(Items from a figure collection)
* * *

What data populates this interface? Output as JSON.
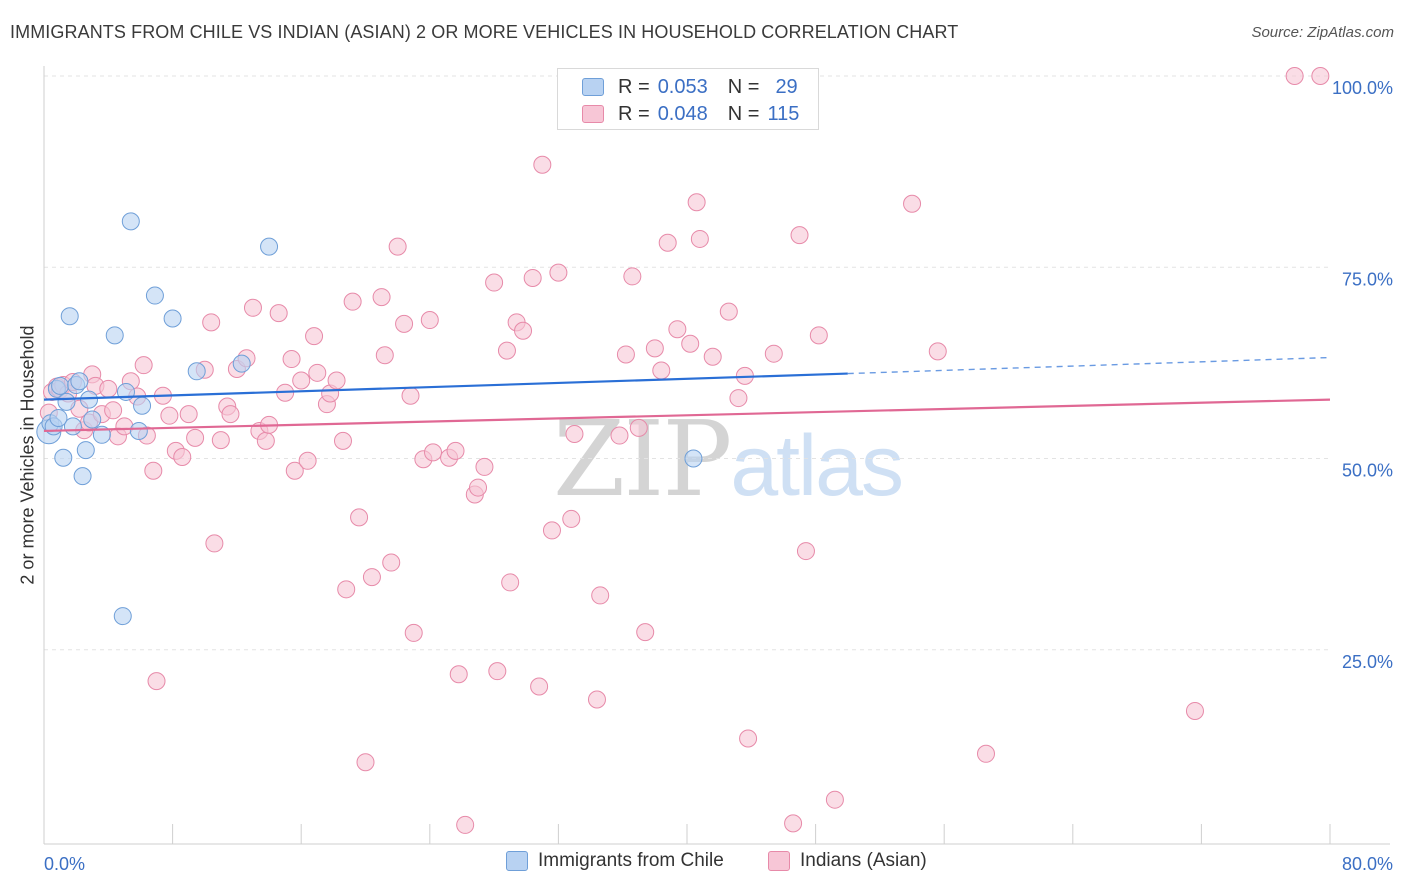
{
  "title": "IMMIGRANTS FROM CHILE VS INDIAN (ASIAN) 2 OR MORE VEHICLES IN HOUSEHOLD CORRELATION CHART",
  "source": "Source: ZipAtlas.com",
  "legend": {
    "rows": [
      {
        "r_label": "R =",
        "r_value": "0.053",
        "n_label": "N =",
        "n_value": "29"
      },
      {
        "r_label": "R =",
        "r_value": "0.048",
        "n_label": "N =",
        "n_value": "115"
      }
    ]
  },
  "watermark": {
    "zip": "ZIP",
    "atlas": "atlas"
  },
  "colors": {
    "blue_fill": "#b8d2f2",
    "blue_stroke": "#6f9fd8",
    "blue_line": "#2a6fd6",
    "pink_fill": "#f7c6d6",
    "pink_stroke": "#e78aa9",
    "pink_line": "#e06894",
    "axis_label": "#3b6fc4",
    "grid": "#e3e3e3"
  },
  "chart_data": {
    "type": "scatter",
    "title": "IMMIGRANTS FROM CHILE VS INDIAN (ASIAN) 2 OR MORE VEHICLES IN HOUSEHOLD CORRELATION CHART",
    "xlabel": "",
    "ylabel": "2 or more Vehicles in Household",
    "xlim": [
      0,
      80
    ],
    "ylim": [
      0,
      100
    ],
    "x_tick_labels": [
      "0.0%",
      "80.0%"
    ],
    "y_tick_labels": [
      "25.0%",
      "50.0%",
      "75.0%",
      "100.0%"
    ],
    "y_ticks": [
      25,
      50,
      75,
      100
    ],
    "grid": true,
    "legend_position": "top-center",
    "series": [
      {
        "name": "Immigrants from Chile",
        "r": 0.053,
        "n": 29,
        "trend": {
          "x0": 0,
          "y0": 57.7,
          "x1": 50,
          "y1": 61.1,
          "dashed_to_x": 80,
          "dashed_to_y": 63.2
        },
        "points": [
          [
            0.3,
            53.5
          ],
          [
            0.4,
            54.6
          ],
          [
            0.6,
            54.2
          ],
          [
            0.8,
            59.1
          ],
          [
            1.0,
            59.5
          ],
          [
            1.2,
            50.1
          ],
          [
            1.4,
            57.4
          ],
          [
            1.6,
            68.6
          ],
          [
            1.8,
            54.2
          ],
          [
            2.0,
            59.6
          ],
          [
            2.4,
            47.7
          ],
          [
            2.6,
            51.1
          ],
          [
            2.8,
            57.7
          ],
          [
            3.0,
            55.1
          ],
          [
            3.6,
            53.1
          ],
          [
            4.4,
            66.1
          ],
          [
            5.1,
            58.7
          ],
          [
            5.4,
            81.0
          ],
          [
            5.9,
            53.6
          ],
          [
            6.1,
            56.9
          ],
          [
            6.9,
            71.3
          ],
          [
            8.0,
            68.3
          ],
          [
            9.5,
            61.4
          ],
          [
            12.3,
            62.4
          ],
          [
            14.0,
            77.7
          ],
          [
            4.9,
            29.4
          ],
          [
            40.4,
            50.0
          ],
          [
            2.2,
            60.1
          ],
          [
            0.9,
            55.3
          ]
        ]
      },
      {
        "name": "Indians (Asian)",
        "r": 0.048,
        "n": 115,
        "trend": {
          "x0": 0,
          "y0": 53.6,
          "x1": 80,
          "y1": 57.7
        },
        "points": [
          [
            0.3,
            56.0
          ],
          [
            0.5,
            58.7
          ],
          [
            0.8,
            59.4
          ],
          [
            1.0,
            59.0
          ],
          [
            1.2,
            59.6
          ],
          [
            1.5,
            58.5
          ],
          [
            1.8,
            60.0
          ],
          [
            2.2,
            56.5
          ],
          [
            2.5,
            53.7
          ],
          [
            2.8,
            54.7
          ],
          [
            3.0,
            61.0
          ],
          [
            3.2,
            59.5
          ],
          [
            3.6,
            55.8
          ],
          [
            4.0,
            59.1
          ],
          [
            4.3,
            56.3
          ],
          [
            4.6,
            52.9
          ],
          [
            5.0,
            54.2
          ],
          [
            5.4,
            60.1
          ],
          [
            5.8,
            58.1
          ],
          [
            6.2,
            62.2
          ],
          [
            6.4,
            53.0
          ],
          [
            6.8,
            48.4
          ],
          [
            7.0,
            20.9
          ],
          [
            7.4,
            58.2
          ],
          [
            7.8,
            55.6
          ],
          [
            8.2,
            51.0
          ],
          [
            8.6,
            50.2
          ],
          [
            9.0,
            55.8
          ],
          [
            9.4,
            52.7
          ],
          [
            10.0,
            61.6
          ],
          [
            10.4,
            67.8
          ],
          [
            10.6,
            38.9
          ],
          [
            11.0,
            52.4
          ],
          [
            11.4,
            56.8
          ],
          [
            11.6,
            55.8
          ],
          [
            12.0,
            61.7
          ],
          [
            12.6,
            63.1
          ],
          [
            13.0,
            69.7
          ],
          [
            13.4,
            53.6
          ],
          [
            13.8,
            52.3
          ],
          [
            14.0,
            54.4
          ],
          [
            14.6,
            69.0
          ],
          [
            15.0,
            58.6
          ],
          [
            15.4,
            63.0
          ],
          [
            15.6,
            48.4
          ],
          [
            16.0,
            60.2
          ],
          [
            16.4,
            49.7
          ],
          [
            16.8,
            66.0
          ],
          [
            17.0,
            61.2
          ],
          [
            17.6,
            57.1
          ],
          [
            17.8,
            58.5
          ],
          [
            18.2,
            60.2
          ],
          [
            18.6,
            52.3
          ],
          [
            18.8,
            32.9
          ],
          [
            19.2,
            70.5
          ],
          [
            19.6,
            42.3
          ],
          [
            20.0,
            10.3
          ],
          [
            20.4,
            34.5
          ],
          [
            21.0,
            71.1
          ],
          [
            21.2,
            63.5
          ],
          [
            21.6,
            36.4
          ],
          [
            22.0,
            77.7
          ],
          [
            22.4,
            67.6
          ],
          [
            22.8,
            58.2
          ],
          [
            23.0,
            27.2
          ],
          [
            23.6,
            49.9
          ],
          [
            24.0,
            68.1
          ],
          [
            24.2,
            50.8
          ],
          [
            25.2,
            50.1
          ],
          [
            25.6,
            51.0
          ],
          [
            25.8,
            21.8
          ],
          [
            26.2,
            2.1
          ],
          [
            26.8,
            45.3
          ],
          [
            27.0,
            46.2
          ],
          [
            27.4,
            48.9
          ],
          [
            28.0,
            73.0
          ],
          [
            28.2,
            22.2
          ],
          [
            28.8,
            64.1
          ],
          [
            29.0,
            33.8
          ],
          [
            29.4,
            67.8
          ],
          [
            29.8,
            66.7
          ],
          [
            30.4,
            73.6
          ],
          [
            30.8,
            20.2
          ],
          [
            31.0,
            88.4
          ],
          [
            31.6,
            40.6
          ],
          [
            32.0,
            74.3
          ],
          [
            32.8,
            42.1
          ],
          [
            33.0,
            53.2
          ],
          [
            34.4,
            18.5
          ],
          [
            34.6,
            32.1
          ],
          [
            35.8,
            53.0
          ],
          [
            36.2,
            63.6
          ],
          [
            36.6,
            73.8
          ],
          [
            37.4,
            27.3
          ],
          [
            37.0,
            54.0
          ],
          [
            38.0,
            64.4
          ],
          [
            38.4,
            61.5
          ],
          [
            38.8,
            78.2
          ],
          [
            39.4,
            66.9
          ],
          [
            40.2,
            65.0
          ],
          [
            40.6,
            83.5
          ],
          [
            40.8,
            78.7
          ],
          [
            41.6,
            63.3
          ],
          [
            42.6,
            69.2
          ],
          [
            43.2,
            57.9
          ],
          [
            43.6,
            60.8
          ],
          [
            43.8,
            13.4
          ],
          [
            45.4,
            63.7
          ],
          [
            46.6,
            2.3
          ],
          [
            47.0,
            79.2
          ],
          [
            47.4,
            37.9
          ],
          [
            48.2,
            66.1
          ],
          [
            49.2,
            5.4
          ],
          [
            54.0,
            83.3
          ],
          [
            55.6,
            64.0
          ],
          [
            58.6,
            11.4
          ],
          [
            71.6,
            17.0
          ],
          [
            77.8,
            100.0
          ],
          [
            79.4,
            100.0
          ]
        ]
      }
    ]
  },
  "bottom_legend": {
    "items": [
      {
        "label": "Immigrants from Chile"
      },
      {
        "label": "Indians (Asian)"
      }
    ]
  }
}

* * *

* _STATED PROBLEM_: List every line above that contains the word "name".

* _FULL SOLUTION_:
        "name": "Immigrants from Chile",
        "name": "Indians (Asian)",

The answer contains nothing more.